<<<<

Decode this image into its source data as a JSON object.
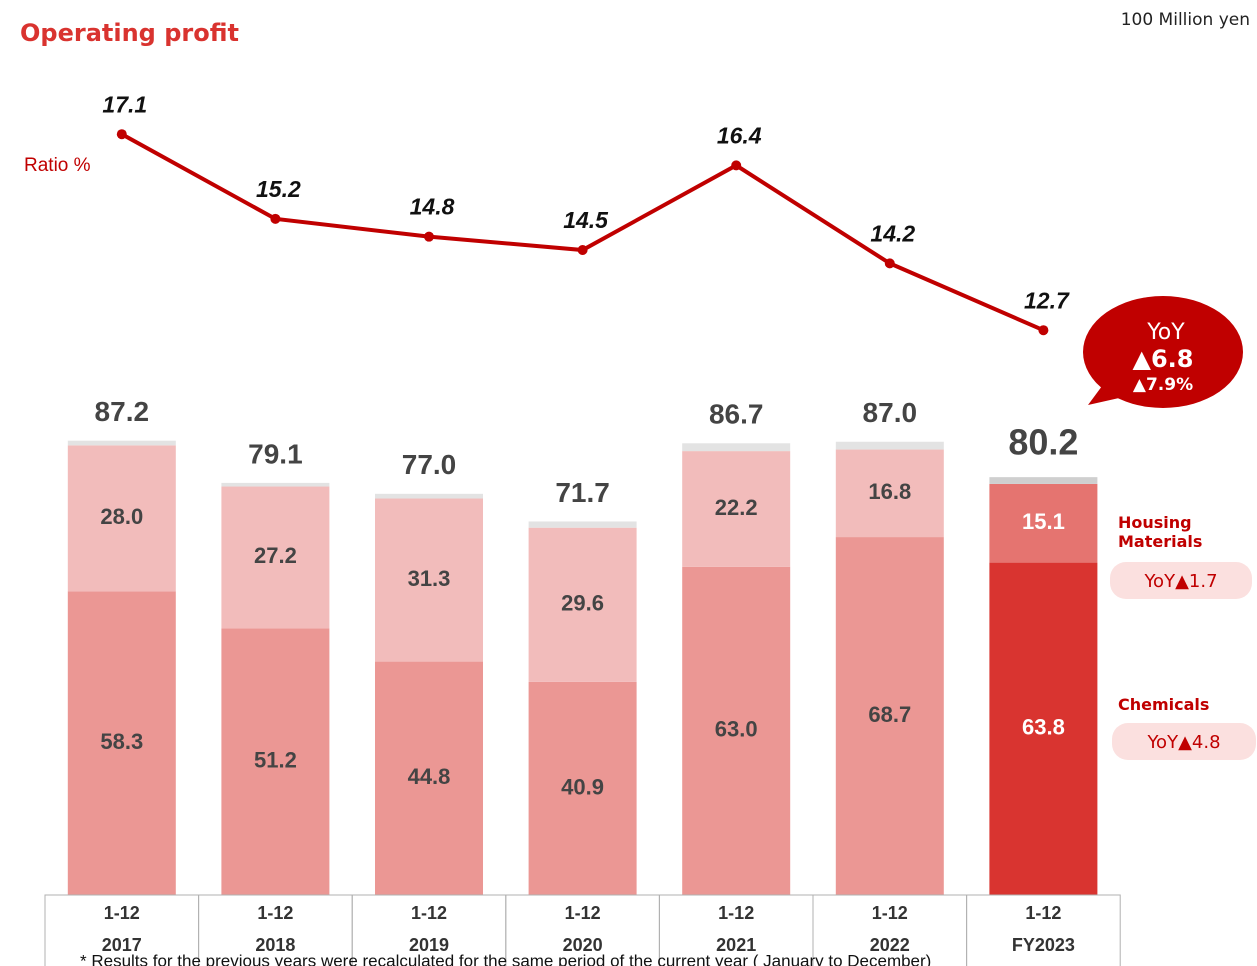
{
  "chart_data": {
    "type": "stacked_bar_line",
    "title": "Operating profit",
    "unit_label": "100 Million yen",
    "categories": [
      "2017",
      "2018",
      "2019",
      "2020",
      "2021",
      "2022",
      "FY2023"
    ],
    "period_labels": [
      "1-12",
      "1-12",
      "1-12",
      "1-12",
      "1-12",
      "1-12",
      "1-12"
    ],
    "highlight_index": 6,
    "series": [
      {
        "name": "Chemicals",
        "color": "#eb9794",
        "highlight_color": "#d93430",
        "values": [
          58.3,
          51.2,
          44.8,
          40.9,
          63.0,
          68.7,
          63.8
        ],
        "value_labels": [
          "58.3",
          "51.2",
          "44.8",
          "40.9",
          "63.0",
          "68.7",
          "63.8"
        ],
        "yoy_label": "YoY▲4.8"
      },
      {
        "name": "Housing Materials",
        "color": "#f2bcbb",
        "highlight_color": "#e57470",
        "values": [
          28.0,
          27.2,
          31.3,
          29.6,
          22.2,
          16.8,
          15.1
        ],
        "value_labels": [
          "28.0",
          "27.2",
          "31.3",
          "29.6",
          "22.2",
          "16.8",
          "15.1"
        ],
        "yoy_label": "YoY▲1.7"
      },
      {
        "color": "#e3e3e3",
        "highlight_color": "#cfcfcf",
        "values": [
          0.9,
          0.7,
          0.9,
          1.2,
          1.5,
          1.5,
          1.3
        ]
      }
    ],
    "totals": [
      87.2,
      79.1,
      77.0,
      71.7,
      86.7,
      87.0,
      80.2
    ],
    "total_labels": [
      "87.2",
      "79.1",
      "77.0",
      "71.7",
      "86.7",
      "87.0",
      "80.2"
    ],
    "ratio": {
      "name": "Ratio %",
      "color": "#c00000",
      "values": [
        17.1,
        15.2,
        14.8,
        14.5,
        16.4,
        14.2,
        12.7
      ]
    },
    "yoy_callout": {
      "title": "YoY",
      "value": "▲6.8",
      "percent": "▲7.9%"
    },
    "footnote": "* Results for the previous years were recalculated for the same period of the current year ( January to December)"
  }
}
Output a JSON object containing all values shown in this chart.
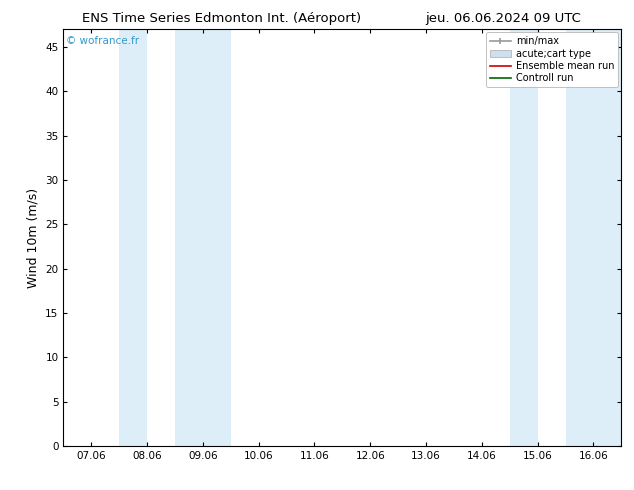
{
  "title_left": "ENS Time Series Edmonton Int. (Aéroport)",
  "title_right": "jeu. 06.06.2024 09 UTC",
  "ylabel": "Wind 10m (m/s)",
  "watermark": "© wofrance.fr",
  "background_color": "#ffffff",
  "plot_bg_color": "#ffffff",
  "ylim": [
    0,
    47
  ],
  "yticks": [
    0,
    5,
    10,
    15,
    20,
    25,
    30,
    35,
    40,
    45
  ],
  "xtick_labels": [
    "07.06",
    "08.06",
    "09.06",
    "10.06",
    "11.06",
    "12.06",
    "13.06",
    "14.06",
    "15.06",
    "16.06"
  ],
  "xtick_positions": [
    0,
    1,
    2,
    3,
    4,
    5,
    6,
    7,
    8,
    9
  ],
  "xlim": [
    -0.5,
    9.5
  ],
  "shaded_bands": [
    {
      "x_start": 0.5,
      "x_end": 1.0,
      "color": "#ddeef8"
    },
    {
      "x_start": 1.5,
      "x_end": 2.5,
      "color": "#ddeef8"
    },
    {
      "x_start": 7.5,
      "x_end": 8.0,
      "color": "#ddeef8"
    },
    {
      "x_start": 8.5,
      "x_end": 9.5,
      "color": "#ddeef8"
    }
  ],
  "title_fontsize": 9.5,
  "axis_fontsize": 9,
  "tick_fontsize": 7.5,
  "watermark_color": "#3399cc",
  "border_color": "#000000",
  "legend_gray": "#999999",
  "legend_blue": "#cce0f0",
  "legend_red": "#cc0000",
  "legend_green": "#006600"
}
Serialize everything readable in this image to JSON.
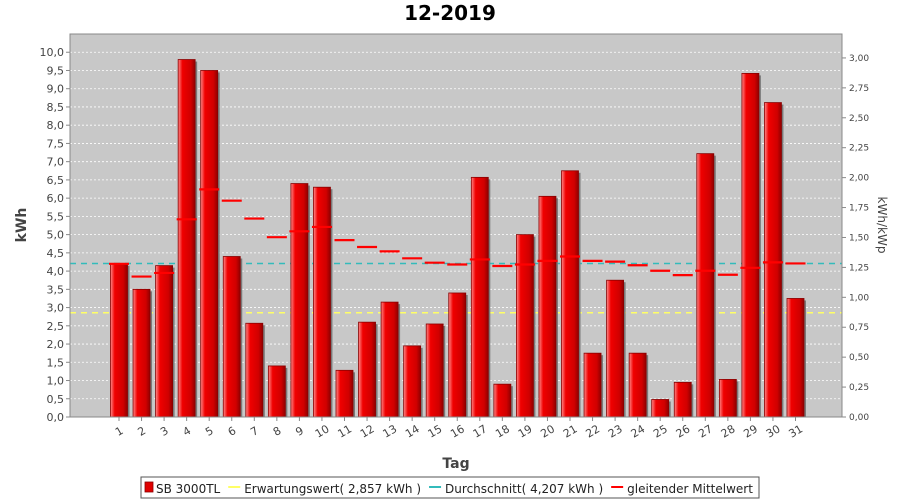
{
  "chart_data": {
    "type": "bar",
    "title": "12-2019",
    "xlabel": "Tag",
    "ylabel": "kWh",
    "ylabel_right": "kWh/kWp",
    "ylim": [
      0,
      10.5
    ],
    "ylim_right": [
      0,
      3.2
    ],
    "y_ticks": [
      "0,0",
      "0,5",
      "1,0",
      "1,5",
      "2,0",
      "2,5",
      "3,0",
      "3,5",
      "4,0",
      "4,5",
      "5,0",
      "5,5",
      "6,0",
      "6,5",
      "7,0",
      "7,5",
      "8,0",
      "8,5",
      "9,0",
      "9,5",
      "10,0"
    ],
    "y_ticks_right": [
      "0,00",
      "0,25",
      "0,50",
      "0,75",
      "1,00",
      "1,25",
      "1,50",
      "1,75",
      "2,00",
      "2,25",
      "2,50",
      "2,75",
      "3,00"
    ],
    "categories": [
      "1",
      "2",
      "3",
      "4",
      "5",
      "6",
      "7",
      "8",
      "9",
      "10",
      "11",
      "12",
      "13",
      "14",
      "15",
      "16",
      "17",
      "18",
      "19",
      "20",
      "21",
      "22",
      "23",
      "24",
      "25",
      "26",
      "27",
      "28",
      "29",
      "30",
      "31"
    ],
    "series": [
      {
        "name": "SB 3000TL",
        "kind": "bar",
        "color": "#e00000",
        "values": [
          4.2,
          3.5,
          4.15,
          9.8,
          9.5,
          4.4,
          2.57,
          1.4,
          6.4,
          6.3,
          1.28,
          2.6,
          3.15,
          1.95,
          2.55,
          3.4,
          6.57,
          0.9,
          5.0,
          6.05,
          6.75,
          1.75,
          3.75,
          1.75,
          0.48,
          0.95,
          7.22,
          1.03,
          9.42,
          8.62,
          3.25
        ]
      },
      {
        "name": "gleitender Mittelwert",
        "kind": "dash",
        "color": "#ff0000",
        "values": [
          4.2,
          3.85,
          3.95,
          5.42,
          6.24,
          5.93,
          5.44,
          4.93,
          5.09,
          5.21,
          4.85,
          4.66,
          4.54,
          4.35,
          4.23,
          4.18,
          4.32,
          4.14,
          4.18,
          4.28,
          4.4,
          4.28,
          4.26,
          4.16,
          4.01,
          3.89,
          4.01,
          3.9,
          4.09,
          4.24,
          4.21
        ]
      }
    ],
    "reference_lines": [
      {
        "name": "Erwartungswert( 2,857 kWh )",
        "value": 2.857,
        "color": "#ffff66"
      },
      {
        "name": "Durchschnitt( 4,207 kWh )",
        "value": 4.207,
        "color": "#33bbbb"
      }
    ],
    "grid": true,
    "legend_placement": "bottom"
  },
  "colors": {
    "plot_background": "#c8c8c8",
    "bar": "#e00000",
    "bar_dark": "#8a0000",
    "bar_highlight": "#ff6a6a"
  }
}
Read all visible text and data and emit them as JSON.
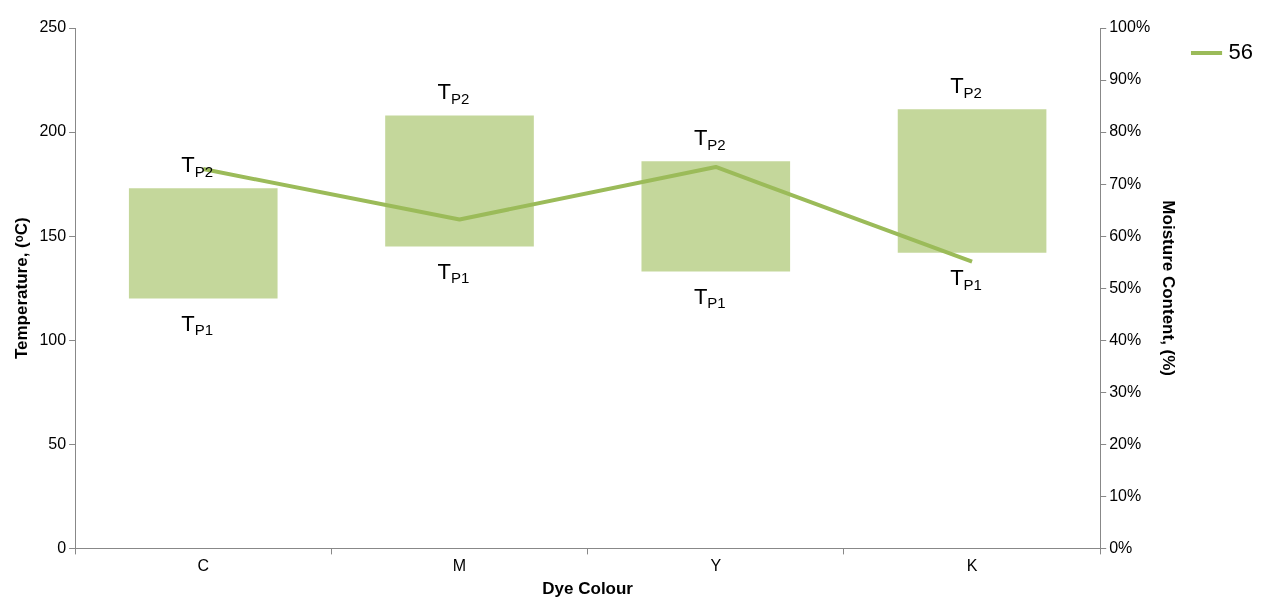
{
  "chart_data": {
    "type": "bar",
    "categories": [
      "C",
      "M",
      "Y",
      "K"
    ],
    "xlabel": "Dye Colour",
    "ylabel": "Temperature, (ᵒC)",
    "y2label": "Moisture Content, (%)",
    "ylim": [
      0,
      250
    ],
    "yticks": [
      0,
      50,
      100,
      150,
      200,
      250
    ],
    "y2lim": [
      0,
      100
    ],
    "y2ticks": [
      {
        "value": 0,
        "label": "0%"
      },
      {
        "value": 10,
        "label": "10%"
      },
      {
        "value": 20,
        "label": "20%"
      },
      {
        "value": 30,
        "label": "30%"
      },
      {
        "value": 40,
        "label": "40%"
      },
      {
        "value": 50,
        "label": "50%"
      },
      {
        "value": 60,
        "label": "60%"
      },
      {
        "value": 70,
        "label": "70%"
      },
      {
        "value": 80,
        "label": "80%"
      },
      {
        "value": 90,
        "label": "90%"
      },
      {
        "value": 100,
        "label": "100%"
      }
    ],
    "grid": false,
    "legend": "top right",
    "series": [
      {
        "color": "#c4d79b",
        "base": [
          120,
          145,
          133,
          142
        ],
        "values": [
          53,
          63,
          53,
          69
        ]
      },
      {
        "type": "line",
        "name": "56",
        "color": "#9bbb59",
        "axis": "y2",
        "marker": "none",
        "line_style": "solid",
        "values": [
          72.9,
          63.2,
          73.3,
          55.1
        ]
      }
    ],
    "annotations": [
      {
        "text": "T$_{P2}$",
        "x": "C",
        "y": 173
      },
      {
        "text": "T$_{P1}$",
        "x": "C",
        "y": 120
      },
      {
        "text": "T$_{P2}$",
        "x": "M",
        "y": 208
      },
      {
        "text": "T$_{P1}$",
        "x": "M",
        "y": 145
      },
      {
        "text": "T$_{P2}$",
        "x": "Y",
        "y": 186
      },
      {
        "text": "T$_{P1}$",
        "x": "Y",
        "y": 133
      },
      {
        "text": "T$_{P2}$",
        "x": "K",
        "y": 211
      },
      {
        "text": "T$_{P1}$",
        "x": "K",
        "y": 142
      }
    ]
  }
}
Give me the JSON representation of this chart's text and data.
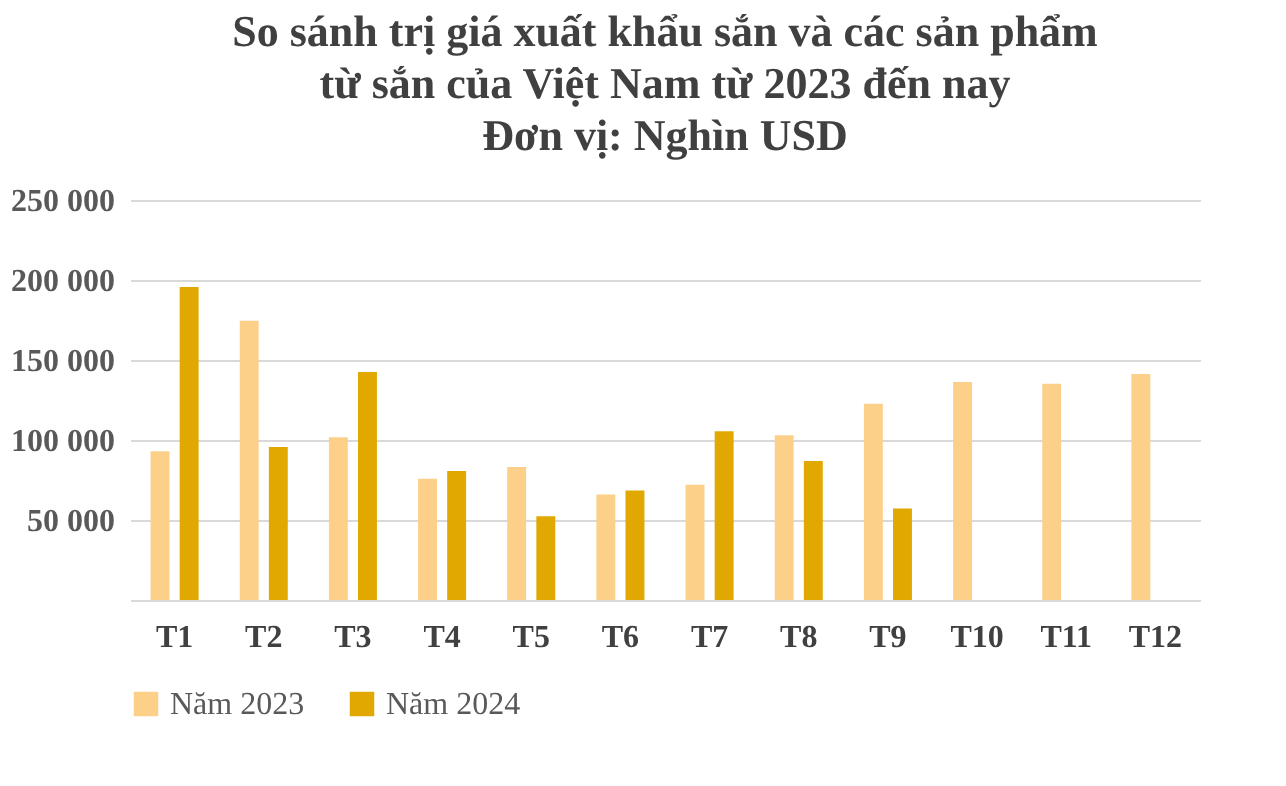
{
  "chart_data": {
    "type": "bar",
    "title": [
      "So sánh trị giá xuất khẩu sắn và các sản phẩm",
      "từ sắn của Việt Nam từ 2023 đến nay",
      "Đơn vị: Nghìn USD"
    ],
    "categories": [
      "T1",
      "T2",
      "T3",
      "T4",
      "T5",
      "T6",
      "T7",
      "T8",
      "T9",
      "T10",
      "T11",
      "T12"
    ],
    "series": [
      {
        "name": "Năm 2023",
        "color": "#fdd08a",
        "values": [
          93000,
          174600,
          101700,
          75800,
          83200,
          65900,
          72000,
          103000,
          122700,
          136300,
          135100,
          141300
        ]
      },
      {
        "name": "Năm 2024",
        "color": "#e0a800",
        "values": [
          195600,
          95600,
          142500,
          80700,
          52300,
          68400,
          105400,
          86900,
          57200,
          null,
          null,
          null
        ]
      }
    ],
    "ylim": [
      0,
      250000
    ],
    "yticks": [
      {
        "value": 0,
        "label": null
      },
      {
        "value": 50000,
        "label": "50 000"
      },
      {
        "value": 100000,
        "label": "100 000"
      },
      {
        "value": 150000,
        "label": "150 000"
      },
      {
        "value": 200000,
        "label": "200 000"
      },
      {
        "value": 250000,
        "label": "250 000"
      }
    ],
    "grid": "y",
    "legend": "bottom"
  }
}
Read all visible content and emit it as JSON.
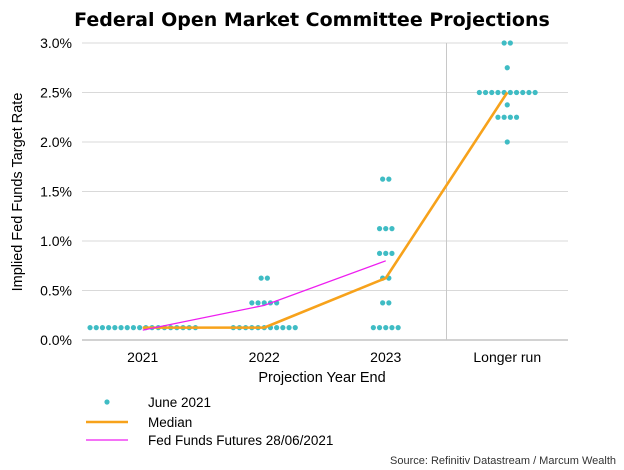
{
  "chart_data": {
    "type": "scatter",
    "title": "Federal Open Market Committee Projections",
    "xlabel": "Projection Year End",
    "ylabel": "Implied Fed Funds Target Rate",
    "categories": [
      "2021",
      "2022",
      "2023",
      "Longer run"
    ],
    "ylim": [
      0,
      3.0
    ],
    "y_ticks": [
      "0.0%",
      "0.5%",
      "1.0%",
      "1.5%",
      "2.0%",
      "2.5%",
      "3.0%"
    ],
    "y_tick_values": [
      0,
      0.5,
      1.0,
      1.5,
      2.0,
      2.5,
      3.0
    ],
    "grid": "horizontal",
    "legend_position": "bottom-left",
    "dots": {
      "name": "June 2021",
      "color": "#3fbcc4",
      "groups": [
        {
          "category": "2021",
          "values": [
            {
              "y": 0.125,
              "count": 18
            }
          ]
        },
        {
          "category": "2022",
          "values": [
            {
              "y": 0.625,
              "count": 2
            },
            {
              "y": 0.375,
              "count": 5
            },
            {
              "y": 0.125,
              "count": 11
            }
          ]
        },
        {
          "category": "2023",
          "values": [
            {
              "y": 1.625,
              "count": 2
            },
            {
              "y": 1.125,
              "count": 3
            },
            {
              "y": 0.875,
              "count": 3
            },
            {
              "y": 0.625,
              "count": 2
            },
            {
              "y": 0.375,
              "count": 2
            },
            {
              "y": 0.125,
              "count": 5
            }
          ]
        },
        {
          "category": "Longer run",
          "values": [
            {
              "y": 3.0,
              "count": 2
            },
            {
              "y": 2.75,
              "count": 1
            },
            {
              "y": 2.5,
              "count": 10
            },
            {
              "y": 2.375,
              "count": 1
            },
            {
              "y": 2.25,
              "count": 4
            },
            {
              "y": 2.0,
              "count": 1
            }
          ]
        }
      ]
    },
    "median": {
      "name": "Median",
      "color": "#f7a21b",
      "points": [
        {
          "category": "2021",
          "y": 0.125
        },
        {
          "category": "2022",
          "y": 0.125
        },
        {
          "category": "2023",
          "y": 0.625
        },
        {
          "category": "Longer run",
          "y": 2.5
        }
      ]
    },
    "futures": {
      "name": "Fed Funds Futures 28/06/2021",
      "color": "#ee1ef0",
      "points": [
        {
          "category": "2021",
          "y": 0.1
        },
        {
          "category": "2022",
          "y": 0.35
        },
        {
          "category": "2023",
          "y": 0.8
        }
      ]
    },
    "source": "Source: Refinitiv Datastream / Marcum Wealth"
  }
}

>>>>

Your task is to collect every line above that contains the word "visible".

▶ _TASK RESULT_
Read all visible text and data and emit them as JSON.
Read all visible content and emit it as JSON.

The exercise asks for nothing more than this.